### TASK OBJECTIVE
Type out the data exactly as given. Skip any image.

******

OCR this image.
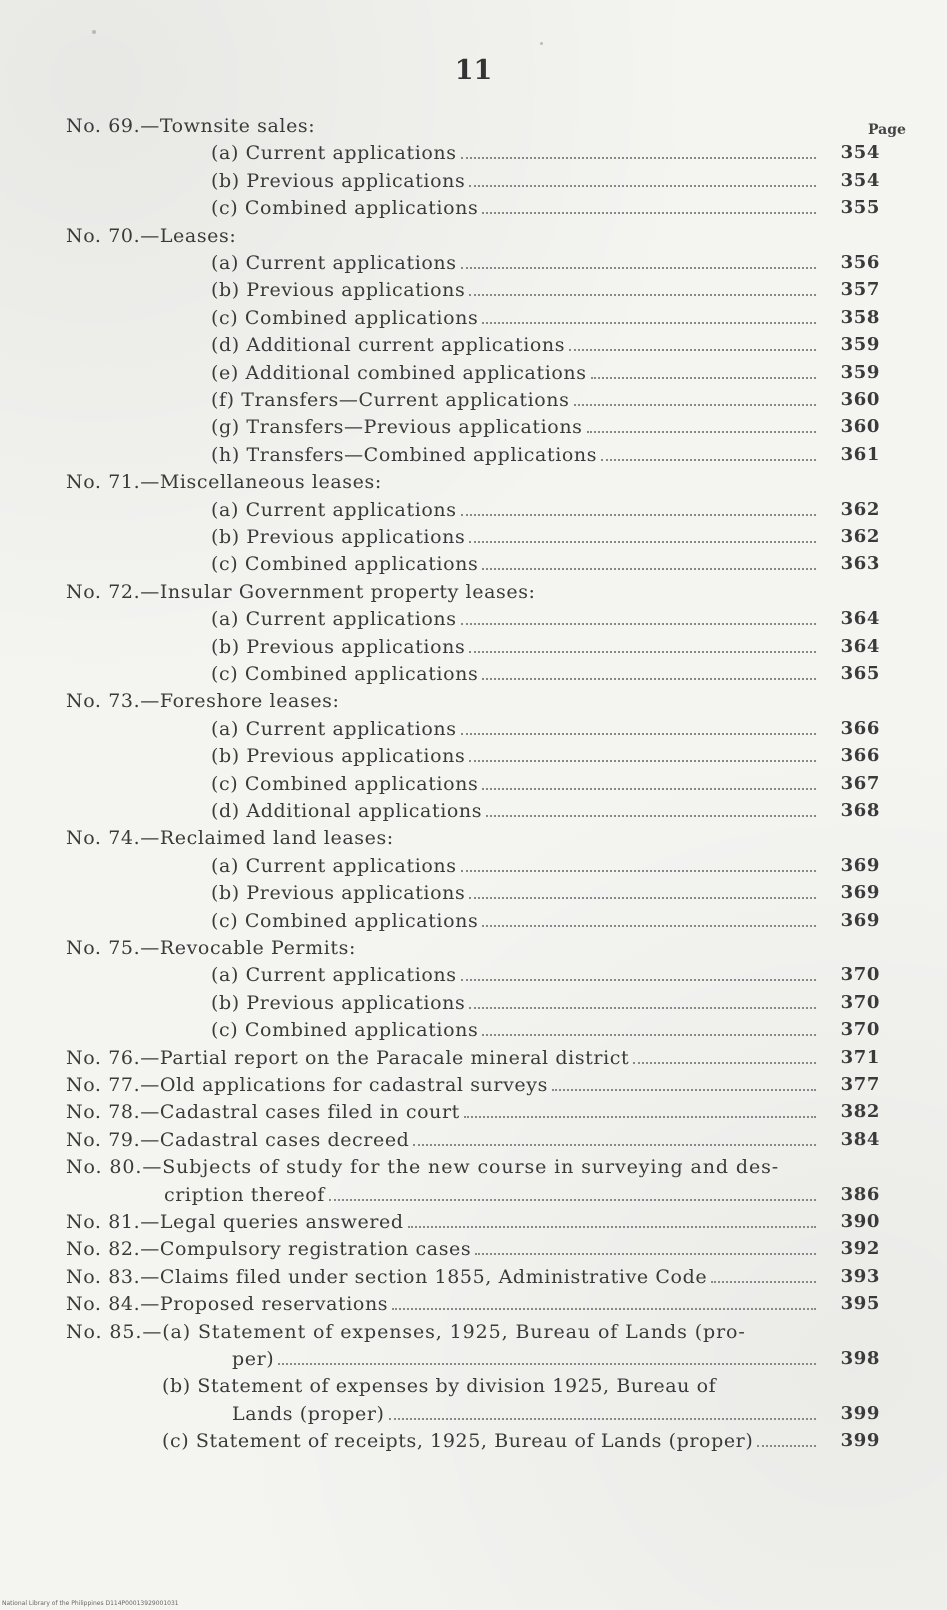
11
Page
No. 69.—Townsite sales:
(a) Current applications	354
(b) Previous applications	354
(c) Combined applications	355
No. 70.—Leases:
(a) Current applications	356
(b) Previous applications	357
(c) Combined applications	358
(d) Additional current applications	359
(e) Additional combined applications	359
(f) Transfers—Current applications	360
(g) Transfers—Previous applications	360
(h) Transfers—Combined applications	361
No. 71.—Miscellaneous leases:
(a) Current applications	362
(b) Previous applications	362
(c) Combined applications	363
No. 72.—Insular Government property leases:
(a) Current applications	364
(b) Previous applications	364
(c) Combined applications	365
No. 73.—Foreshore leases:
(a) Current applications	366
(b) Previous applications	366
(c) Combined applications	367
(d) Additional applications	368
No. 74.—Reclaimed land leases:
(a) Current applications	369
(b) Previous applications	369
(c) Combined applications	369
No. 75.—Revocable Permits:
(a) Current applications	370
(b) Previous applications	370
(c) Combined applications	370
No. 76.—Partial report on the Paracale mineral district	371
No. 77.—Old applications for cadastral surveys	377
No. 78.—Cadastral cases filed in court	382
No. 79.—Cadastral cases decreed	384
No. 80.—Subjects of study for the new course in surveying and des-
cription thereof	386
No. 81.—Legal queries answered	390
No. 82.—Compulsory registration cases	392
No. 83.—Claims filed under section 1855, Administrative Code	393
No. 84.—Proposed reservations	395
No. 85.—(a) Statement of expenses, 1925, Bureau of Lands (pro-
per)	398
(b) Statement of expenses by division 1925, Bureau of
Lands (proper)	399
(c) Statement of receipts, 1925, Bureau of Lands (proper)	399
National Library of the Philippines D114P00013929001031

******

### FINISHED TASK
OCR this image.
11
Page
No. 69.—Townsite sales:
(a) Current applications	354
(b) Previous applications	354
(c) Combined applications	355
No. 70.—Leases:
(a) Current applications	356
(b) Previous applications	357
(c) Combined applications	358
(d) Additional current applications	359
(e) Additional combined applications	359
(f) Transfers—Current applications	360
(g) Transfers—Previous applications	360
(h) Transfers—Combined applications	361
No. 71.—Miscellaneous leases:
(a) Current applications	362
(b) Previous applications	362
(c) Combined applications	363
No. 72.—Insular Government property leases:
(a) Current applications	364
(b) Previous applications	364
(c) Combined applications	365
No. 73.—Foreshore leases:
(a) Current applications	366
(b) Previous applications	366
(c) Combined applications	367
(d) Additional applications	368
No. 74.—Reclaimed land leases:
(a) Current applications	369
(b) Previous applications	369
(c) Combined applications	369
No. 75.—Revocable Permits:
(a) Current applications	370
(b) Previous applications	370
(c) Combined applications	370
No. 76.—Partial report on the Paracale mineral district	371
No. 77.—Old applications for cadastral surveys	377
No. 78.—Cadastral cases filed in court	382
No. 79.—Cadastral cases decreed	384
No. 80.—Subjects of study for the new course in surveying and des-
cription thereof	386
No. 81.—Legal queries answered	390
No. 82.—Compulsory registration cases	392
No. 83.—Claims filed under section 1855, Administrative Code	393
No. 84.—Proposed reservations	395
No. 85.—(a) Statement of expenses, 1925, Bureau of Lands (pro-
per)	398
(b) Statement of expenses by division 1925, Bureau of
Lands (proper)	399
(c) Statement of receipts, 1925, Bureau of Lands (proper)	399
National Library of the Philippines D114P00013929001031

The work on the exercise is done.